** Problem to solve **
All of the material should be reproduced exactly, with pictures left out.
— START OF Material provided —
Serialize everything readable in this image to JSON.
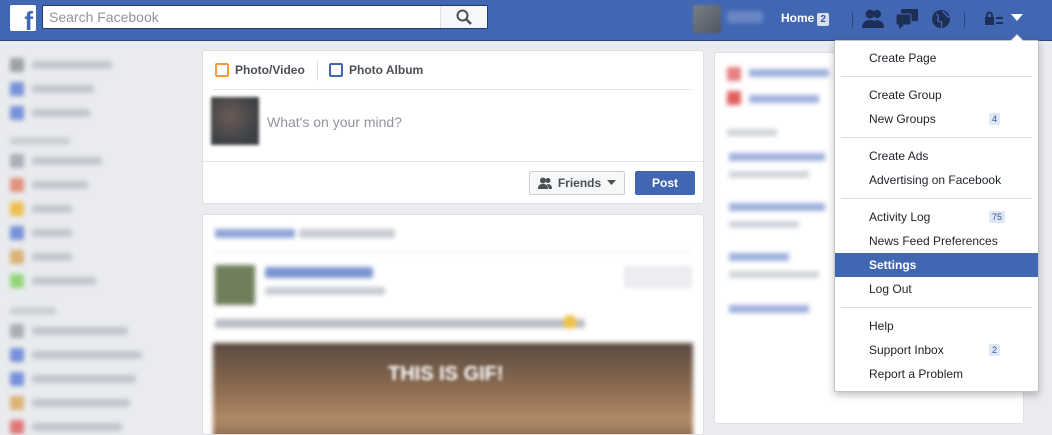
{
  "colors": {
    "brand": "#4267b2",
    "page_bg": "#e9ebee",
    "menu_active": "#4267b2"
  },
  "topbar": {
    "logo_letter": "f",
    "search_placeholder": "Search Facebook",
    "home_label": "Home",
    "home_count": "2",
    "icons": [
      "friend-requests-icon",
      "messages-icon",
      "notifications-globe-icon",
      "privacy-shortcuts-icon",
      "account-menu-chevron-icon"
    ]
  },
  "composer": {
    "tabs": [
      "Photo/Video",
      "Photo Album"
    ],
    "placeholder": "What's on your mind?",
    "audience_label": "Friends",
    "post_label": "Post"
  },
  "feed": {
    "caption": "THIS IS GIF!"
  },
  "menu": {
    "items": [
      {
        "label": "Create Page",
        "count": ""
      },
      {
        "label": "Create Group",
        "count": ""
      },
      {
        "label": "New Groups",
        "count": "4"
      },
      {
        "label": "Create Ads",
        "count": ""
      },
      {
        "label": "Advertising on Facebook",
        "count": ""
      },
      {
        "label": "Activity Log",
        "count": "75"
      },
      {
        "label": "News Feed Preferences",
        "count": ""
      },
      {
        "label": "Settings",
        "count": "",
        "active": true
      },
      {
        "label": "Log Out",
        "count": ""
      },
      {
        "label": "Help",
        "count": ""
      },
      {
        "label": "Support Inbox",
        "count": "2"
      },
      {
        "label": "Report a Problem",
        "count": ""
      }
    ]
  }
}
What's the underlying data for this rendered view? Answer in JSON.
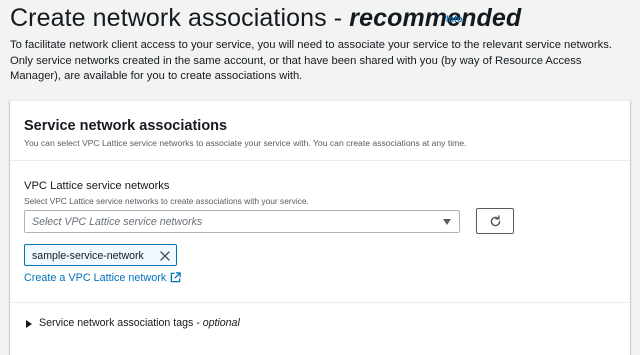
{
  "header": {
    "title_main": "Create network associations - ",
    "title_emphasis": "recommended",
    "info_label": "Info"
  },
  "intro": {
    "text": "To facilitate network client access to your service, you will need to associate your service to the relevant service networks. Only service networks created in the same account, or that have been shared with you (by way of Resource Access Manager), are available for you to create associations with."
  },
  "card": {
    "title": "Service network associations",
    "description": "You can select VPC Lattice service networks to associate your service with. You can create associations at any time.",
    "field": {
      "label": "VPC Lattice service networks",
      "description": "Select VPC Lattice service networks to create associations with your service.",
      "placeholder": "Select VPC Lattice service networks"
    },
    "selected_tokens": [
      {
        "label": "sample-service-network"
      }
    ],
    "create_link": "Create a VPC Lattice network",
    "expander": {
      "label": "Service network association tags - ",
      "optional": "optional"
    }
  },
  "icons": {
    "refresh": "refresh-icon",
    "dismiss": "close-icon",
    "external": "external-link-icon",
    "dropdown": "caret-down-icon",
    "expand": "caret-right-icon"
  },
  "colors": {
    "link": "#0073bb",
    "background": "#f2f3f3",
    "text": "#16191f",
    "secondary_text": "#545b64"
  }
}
— END OF Material provided —
** Task output **
Serialize everything readable in this image to JSON.
{
  "colors": {
    "brand": "#4267b2",
    "page_bg": "#e9ebee",
    "menu_active": "#4267b2"
  },
  "topbar": {
    "logo_letter": "f",
    "search_placeholder": "Search Facebook",
    "home_label": "Home",
    "home_count": "2",
    "icons": [
      "friend-requests-icon",
      "messages-icon",
      "notifications-globe-icon",
      "privacy-shortcuts-icon",
      "account-menu-chevron-icon"
    ]
  },
  "composer": {
    "tabs": [
      "Photo/Video",
      "Photo Album"
    ],
    "placeholder": "What's on your mind?",
    "audience_label": "Friends",
    "post_label": "Post"
  },
  "feed": {
    "caption": "THIS IS GIF!"
  },
  "menu": {
    "items": [
      {
        "label": "Create Page",
        "count": ""
      },
      {
        "label": "Create Group",
        "count": ""
      },
      {
        "label": "New Groups",
        "count": "4"
      },
      {
        "label": "Create Ads",
        "count": ""
      },
      {
        "label": "Advertising on Facebook",
        "count": ""
      },
      {
        "label": "Activity Log",
        "count": "75"
      },
      {
        "label": "News Feed Preferences",
        "count": ""
      },
      {
        "label": "Settings",
        "count": "",
        "active": true
      },
      {
        "label": "Log Out",
        "count": ""
      },
      {
        "label": "Help",
        "count": ""
      },
      {
        "label": "Support Inbox",
        "count": "2"
      },
      {
        "label": "Report a Problem",
        "count": ""
      }
    ]
  }
}
What's the underlying data for this rendered view? Answer in JSON.
{
  "header": {
    "title_main": "Create network associations - ",
    "title_emphasis": "recommended",
    "info_label": "Info"
  },
  "intro": {
    "text": "To facilitate network client access to your service, you will need to associate your service to the relevant service networks. Only service networks created in the same account, or that have been shared with you (by way of Resource Access Manager), are available for you to create associations with."
  },
  "card": {
    "title": "Service network associations",
    "description": "You can select VPC Lattice service networks to associate your service with. You can create associations at any time.",
    "field": {
      "label": "VPC Lattice service networks",
      "description": "Select VPC Lattice service networks to create associations with your service.",
      "placeholder": "Select VPC Lattice service networks"
    },
    "selected_tokens": [
      {
        "label": "sample-service-network"
      }
    ],
    "create_link": "Create a VPC Lattice network",
    "expander": {
      "label": "Service network association tags - ",
      "optional": "optional"
    }
  },
  "icons": {
    "refresh": "refresh-icon",
    "dismiss": "close-icon",
    "external": "external-link-icon",
    "dropdown": "caret-down-icon",
    "expand": "caret-right-icon"
  },
  "colors": {
    "link": "#0073bb",
    "background": "#f2f3f3",
    "text": "#16191f",
    "secondary_text": "#545b64"
  }
}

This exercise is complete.